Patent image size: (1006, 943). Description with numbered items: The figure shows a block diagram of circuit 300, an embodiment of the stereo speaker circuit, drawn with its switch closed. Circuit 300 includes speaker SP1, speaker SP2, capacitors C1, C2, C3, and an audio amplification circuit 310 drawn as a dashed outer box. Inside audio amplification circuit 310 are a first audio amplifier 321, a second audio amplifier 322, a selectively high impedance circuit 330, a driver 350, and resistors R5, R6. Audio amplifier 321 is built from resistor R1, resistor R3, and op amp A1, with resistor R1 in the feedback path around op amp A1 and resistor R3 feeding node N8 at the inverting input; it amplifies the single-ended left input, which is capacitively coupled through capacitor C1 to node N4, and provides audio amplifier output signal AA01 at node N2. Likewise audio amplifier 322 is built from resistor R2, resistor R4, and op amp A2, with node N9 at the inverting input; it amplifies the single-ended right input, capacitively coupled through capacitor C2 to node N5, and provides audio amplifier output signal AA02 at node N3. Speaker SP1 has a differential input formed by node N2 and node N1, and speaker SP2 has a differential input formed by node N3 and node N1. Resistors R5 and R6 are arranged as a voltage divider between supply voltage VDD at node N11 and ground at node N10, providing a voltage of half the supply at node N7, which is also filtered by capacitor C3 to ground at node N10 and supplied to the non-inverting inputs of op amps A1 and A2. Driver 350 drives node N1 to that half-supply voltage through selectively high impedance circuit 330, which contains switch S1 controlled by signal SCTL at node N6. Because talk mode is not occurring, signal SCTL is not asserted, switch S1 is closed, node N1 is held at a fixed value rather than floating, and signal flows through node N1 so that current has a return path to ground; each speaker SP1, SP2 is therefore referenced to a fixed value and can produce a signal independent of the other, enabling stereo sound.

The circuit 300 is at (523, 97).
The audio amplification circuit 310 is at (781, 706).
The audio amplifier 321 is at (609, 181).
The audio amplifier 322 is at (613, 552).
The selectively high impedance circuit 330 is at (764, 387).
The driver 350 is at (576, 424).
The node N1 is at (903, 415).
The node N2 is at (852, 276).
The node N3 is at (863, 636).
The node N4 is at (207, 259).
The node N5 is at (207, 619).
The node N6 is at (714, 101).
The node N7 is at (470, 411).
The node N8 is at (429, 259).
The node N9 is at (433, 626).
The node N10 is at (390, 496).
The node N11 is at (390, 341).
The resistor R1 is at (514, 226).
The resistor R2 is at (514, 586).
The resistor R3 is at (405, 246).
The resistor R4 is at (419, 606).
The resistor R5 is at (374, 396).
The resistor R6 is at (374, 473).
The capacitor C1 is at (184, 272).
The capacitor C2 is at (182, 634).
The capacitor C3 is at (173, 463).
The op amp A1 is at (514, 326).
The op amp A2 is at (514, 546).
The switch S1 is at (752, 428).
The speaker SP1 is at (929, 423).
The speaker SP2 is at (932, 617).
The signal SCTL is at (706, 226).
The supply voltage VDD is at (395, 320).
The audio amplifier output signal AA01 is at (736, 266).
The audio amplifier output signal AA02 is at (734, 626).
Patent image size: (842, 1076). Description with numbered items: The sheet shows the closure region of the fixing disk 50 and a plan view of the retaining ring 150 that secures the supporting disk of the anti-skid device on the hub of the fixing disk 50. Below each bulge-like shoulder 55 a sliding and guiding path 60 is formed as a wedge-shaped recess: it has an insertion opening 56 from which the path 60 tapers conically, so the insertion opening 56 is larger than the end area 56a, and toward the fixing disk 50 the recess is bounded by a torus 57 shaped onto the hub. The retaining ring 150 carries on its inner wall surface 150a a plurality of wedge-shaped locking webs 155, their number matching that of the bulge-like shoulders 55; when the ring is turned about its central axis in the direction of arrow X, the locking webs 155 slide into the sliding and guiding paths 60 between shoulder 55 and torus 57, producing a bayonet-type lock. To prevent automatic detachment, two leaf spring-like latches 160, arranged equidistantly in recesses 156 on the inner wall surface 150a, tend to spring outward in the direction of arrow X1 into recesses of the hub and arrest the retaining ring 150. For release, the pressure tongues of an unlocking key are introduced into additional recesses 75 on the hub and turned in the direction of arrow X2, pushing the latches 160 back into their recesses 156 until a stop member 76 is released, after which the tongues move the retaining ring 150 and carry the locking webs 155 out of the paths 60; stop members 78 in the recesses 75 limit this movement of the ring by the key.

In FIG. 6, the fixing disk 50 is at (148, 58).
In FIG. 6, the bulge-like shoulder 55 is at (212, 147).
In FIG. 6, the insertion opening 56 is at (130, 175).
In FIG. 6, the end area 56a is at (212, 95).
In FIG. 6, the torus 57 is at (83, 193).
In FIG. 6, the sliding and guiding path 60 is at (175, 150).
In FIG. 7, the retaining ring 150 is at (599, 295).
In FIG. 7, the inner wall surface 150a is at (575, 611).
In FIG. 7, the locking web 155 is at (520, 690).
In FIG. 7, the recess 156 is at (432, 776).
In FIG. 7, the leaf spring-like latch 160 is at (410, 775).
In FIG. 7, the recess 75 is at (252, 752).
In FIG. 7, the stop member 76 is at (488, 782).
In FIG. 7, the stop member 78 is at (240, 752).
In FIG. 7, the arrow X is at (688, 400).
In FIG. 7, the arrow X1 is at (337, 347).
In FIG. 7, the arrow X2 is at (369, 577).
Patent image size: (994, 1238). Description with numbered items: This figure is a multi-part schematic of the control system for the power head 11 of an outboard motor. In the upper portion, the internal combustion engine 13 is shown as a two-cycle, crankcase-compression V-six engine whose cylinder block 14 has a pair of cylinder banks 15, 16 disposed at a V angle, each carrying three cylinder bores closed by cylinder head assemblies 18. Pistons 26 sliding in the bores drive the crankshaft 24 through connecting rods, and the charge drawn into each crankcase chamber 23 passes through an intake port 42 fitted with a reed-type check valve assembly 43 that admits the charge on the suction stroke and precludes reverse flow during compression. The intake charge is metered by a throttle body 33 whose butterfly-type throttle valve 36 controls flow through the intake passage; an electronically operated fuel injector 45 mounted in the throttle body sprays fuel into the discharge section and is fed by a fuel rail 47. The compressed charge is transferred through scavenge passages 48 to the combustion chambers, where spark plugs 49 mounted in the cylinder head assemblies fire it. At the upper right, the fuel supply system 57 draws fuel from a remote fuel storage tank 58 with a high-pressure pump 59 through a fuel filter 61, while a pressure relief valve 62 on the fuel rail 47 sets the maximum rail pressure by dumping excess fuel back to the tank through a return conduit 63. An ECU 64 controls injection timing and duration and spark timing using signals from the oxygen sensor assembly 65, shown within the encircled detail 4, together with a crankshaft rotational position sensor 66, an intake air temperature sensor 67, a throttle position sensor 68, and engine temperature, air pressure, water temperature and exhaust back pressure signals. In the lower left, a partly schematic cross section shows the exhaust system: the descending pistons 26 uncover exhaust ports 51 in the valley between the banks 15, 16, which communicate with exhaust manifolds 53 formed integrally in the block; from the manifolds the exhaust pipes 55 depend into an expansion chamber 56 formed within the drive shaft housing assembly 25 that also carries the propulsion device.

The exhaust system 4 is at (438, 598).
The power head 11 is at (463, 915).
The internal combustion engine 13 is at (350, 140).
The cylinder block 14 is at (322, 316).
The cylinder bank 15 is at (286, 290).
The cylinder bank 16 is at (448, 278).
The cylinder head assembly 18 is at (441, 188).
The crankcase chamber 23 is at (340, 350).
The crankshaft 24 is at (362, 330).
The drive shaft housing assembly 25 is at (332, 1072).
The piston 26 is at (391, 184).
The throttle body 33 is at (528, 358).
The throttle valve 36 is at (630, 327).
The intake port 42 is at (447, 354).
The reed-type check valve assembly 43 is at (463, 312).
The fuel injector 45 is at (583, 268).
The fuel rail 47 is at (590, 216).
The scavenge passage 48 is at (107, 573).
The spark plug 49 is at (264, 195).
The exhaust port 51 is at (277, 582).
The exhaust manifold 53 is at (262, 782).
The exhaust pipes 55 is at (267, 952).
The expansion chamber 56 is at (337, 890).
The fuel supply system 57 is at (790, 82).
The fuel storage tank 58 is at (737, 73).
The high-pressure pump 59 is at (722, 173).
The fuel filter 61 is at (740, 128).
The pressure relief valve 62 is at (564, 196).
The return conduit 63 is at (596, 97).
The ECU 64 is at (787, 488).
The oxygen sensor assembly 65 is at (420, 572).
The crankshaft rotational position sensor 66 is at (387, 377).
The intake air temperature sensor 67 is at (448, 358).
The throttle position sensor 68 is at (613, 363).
────
TASK REQUIREMENTS
Can you rewrite the listing from the line containing "Patent image size: (842, 1076)." down to the line containing "In FIG. 7, the leaf", replacing "supporting disk" with "support disk" and leaving everything else unchanged?

SOLUTION TO THIS EXERCISE
Patent image size: (842, 1076). Description with numbered items: The sheet shows the closure region of the fixing disk 50 and a plan view of the retaining ring 150 that secures the support disk of the anti-skid device on the hub of the fixing disk 50. Below each bulge-like shoulder 55 a sliding and guiding path 60 is formed as a wedge-shaped recess: it has an insertion opening 56 from which the path 60 tapers conically, so the insertion opening 56 is larger than the end area 56a, and toward the fixing disk 50 the recess is bounded by a torus 57 shaped onto the hub. The retaining ring 150 carries on its inner wall surface 150a a plurality of wedge-shaped locking webs 155, their number matching that of the bulge-like shoulders 55; when the ring is turned about its central axis in the direction of arrow X, the locking webs 155 slide into the sliding and guiding paths 60 between shoulder 55 and torus 57, producing a bayonet-type lock. To prevent automatic detachment, two leaf spring-like latches 160, arranged equidistantly in recesses 156 on the inner wall surface 150a, tend to spring outward in the direction of arrow X1 into recesses of the hub and arrest the retaining ring 150. For release, the pressure tongues of an unlocking key are introduced into additional recesses 75 on the hub and turned in the direction of arrow X2, pushing the latches 160 back into their recesses 156 until a stop member 76 is released, after which the tongues move the retaining ring 150 and carry the locking webs 155 out of the paths 60; stop members 78 in the recesses 75 limit this movement of the ring by the key.

In FIG. 6, the fixing disk 50 is at (148, 58).
In FIG. 6, the bulge-like shoulder 55 is at (212, 147).
In FIG. 6, the insertion opening 56 is at (130, 175).
In FIG. 6, the end area 56a is at (212, 95).
In FIG. 6, the torus 57 is at (83, 193).
In FIG. 6, the sliding and guiding path 60 is at (175, 150).
In FIG. 7, the retaining ring 150 is at (599, 295).
In FIG. 7, the inner wall surface 150a is at (575, 611).
In FIG. 7, the locking web 155 is at (520, 690).
In FIG. 7, the recess 156 is at (432, 776).
In FIG. 7, the leaf spring-like latch 160 is at (410, 775).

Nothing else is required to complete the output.